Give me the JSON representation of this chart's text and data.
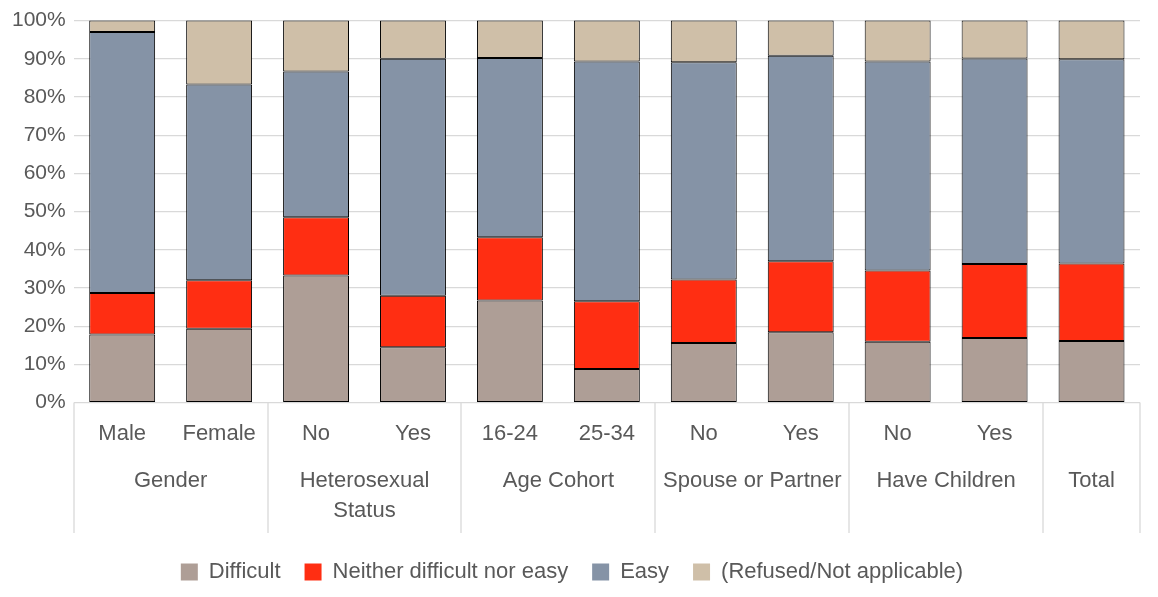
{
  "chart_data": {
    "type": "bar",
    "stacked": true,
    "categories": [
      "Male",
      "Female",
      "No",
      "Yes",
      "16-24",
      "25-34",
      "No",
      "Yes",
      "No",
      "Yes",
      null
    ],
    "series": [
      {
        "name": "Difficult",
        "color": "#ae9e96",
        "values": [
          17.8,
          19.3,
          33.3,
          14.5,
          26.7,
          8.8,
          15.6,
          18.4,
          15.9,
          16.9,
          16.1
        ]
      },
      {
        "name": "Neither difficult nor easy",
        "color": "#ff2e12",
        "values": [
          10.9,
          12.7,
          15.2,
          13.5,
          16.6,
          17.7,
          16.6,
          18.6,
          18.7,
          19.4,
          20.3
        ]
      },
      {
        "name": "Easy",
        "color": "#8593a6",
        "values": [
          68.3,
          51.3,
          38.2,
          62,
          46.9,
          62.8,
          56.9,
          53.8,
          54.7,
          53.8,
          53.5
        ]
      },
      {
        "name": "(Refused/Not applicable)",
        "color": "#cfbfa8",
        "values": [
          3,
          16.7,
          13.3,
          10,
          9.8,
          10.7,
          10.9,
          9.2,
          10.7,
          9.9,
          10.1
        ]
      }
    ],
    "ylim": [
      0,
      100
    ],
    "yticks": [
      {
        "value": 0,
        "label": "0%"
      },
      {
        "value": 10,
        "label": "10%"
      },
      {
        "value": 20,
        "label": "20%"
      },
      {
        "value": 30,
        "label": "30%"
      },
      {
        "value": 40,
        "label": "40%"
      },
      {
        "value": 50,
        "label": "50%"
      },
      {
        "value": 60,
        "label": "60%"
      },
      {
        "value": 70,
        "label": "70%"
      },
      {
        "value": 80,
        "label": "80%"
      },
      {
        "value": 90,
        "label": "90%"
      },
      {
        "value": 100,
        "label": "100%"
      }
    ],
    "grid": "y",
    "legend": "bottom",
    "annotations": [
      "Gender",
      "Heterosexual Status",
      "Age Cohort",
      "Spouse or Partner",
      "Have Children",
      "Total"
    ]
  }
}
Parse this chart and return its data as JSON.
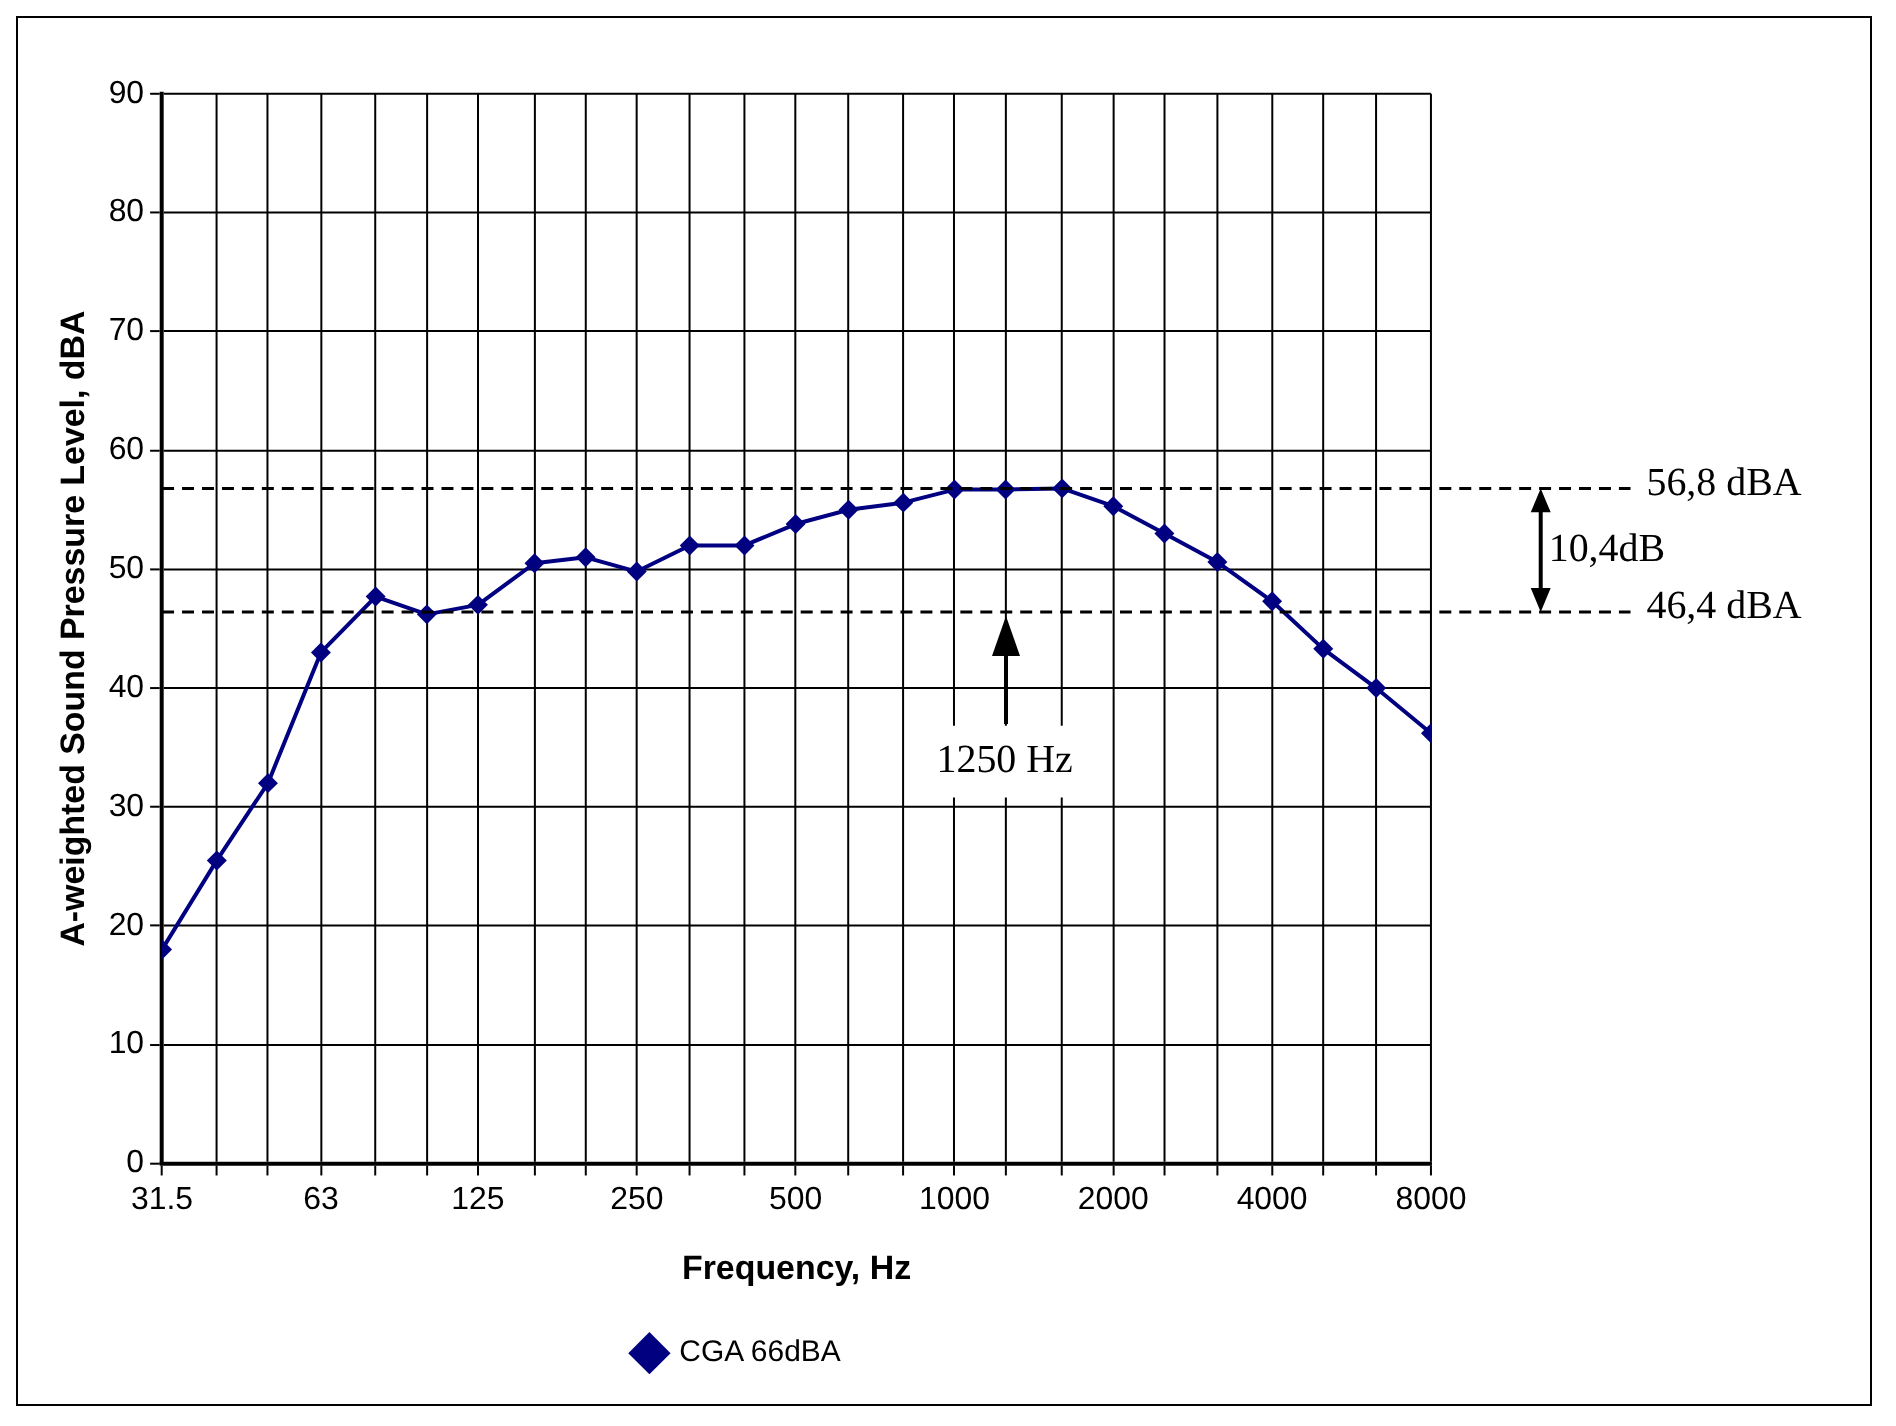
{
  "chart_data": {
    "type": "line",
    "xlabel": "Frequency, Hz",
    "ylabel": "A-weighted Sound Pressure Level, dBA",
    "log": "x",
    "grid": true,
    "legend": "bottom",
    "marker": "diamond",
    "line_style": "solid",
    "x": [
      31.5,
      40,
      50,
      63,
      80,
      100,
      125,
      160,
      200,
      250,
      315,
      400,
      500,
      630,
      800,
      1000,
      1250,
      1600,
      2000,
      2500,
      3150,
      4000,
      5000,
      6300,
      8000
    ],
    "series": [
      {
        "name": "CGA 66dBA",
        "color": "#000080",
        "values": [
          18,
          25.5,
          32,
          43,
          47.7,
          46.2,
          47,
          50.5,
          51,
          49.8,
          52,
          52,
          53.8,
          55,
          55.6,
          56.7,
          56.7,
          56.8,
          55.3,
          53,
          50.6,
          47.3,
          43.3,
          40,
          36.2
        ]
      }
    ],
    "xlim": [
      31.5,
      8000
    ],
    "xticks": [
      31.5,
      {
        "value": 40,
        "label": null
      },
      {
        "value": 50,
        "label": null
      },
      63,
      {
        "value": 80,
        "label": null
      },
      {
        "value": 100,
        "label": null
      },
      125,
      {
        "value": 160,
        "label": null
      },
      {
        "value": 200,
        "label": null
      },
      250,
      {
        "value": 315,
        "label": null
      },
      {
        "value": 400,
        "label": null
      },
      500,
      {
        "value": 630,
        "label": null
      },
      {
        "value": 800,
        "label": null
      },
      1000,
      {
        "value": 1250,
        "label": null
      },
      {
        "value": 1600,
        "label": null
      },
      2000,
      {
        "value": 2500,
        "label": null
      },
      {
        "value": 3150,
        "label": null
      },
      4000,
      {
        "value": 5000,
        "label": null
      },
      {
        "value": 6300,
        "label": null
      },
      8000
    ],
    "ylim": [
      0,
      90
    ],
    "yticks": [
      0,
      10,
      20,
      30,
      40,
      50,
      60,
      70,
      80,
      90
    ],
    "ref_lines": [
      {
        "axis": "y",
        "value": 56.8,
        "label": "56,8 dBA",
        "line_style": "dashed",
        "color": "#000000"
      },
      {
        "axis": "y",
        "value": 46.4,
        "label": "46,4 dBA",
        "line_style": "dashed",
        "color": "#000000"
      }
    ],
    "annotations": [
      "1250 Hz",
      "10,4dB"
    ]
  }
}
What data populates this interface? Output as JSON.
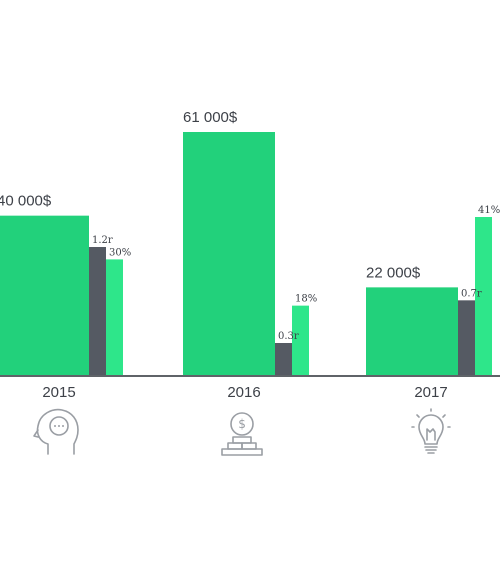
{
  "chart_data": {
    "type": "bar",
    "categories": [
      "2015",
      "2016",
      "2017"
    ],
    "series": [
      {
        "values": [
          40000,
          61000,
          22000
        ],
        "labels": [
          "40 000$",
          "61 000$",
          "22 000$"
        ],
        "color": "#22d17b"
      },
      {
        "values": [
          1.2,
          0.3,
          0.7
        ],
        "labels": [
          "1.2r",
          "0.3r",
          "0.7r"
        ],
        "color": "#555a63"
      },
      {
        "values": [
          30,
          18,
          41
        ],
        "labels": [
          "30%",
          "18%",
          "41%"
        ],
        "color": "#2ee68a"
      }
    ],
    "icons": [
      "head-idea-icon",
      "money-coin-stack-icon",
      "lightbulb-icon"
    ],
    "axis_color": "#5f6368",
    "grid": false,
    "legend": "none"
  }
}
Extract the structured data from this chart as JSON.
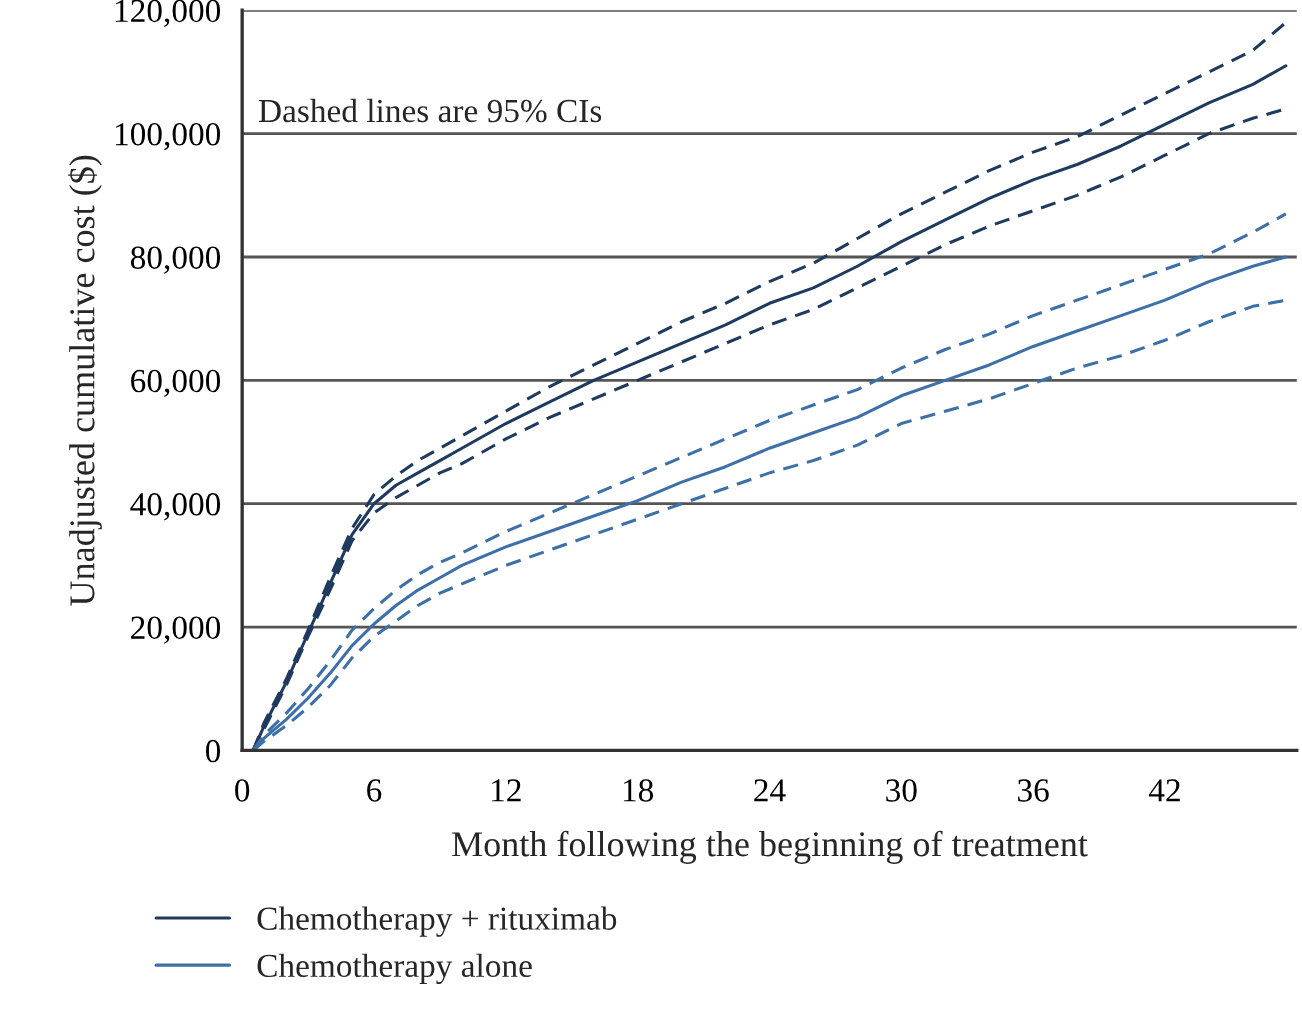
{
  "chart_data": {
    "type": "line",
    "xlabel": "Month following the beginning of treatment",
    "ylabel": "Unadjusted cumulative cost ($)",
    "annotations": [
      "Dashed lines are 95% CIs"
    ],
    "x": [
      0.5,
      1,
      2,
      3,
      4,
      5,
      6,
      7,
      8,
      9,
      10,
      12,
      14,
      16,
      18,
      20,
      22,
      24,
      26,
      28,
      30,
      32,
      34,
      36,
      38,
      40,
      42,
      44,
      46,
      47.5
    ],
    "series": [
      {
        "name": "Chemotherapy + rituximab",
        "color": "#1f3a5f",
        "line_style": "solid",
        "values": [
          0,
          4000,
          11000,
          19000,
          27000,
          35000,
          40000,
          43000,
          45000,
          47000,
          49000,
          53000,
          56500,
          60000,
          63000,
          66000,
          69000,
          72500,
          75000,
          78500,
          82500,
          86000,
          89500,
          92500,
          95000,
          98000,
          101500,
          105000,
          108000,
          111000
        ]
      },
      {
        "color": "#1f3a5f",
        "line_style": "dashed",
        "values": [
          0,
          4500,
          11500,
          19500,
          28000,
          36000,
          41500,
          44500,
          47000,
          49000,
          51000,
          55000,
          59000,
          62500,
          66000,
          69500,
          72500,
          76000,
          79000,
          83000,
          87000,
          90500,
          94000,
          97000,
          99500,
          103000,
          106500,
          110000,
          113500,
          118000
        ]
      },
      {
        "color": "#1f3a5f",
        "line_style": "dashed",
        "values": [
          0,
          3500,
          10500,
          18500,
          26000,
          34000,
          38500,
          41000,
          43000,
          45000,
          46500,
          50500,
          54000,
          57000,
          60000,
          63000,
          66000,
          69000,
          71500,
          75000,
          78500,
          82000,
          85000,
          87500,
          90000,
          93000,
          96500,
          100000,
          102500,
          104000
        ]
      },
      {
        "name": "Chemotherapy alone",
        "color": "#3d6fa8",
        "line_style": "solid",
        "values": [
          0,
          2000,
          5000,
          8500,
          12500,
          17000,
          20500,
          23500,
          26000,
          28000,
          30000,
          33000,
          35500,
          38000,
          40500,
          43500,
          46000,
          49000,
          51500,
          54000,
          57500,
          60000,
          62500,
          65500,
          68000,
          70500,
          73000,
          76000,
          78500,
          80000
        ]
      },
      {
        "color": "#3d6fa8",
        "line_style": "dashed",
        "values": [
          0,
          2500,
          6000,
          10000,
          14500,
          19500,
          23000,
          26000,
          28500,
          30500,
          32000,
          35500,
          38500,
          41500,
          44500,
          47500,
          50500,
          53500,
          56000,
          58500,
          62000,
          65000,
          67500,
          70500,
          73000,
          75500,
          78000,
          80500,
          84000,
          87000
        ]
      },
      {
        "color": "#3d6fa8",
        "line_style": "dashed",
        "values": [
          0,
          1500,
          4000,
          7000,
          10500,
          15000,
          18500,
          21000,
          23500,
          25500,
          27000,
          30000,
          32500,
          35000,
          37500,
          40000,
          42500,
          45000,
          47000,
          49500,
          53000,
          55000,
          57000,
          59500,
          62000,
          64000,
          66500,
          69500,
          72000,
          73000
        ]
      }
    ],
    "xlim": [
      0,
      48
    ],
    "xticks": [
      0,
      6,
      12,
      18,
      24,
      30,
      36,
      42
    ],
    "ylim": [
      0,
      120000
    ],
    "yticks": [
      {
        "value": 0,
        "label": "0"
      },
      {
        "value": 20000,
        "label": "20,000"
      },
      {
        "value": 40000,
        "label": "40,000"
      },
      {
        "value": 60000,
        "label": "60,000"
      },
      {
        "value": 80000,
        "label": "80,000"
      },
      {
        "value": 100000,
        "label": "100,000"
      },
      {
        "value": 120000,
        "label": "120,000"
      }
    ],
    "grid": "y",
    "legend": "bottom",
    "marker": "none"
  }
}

○ ○ ○ ○

**Task instructions**
Pull out all lines from the entries above that include the word "JSON".

**Full solution**
Give me the JSON representation of this chart's text and data.
Parse this chart and return its data as JSON.
What data populates this interface? Output as JSON.
Extract the structured data from this chart as JSON.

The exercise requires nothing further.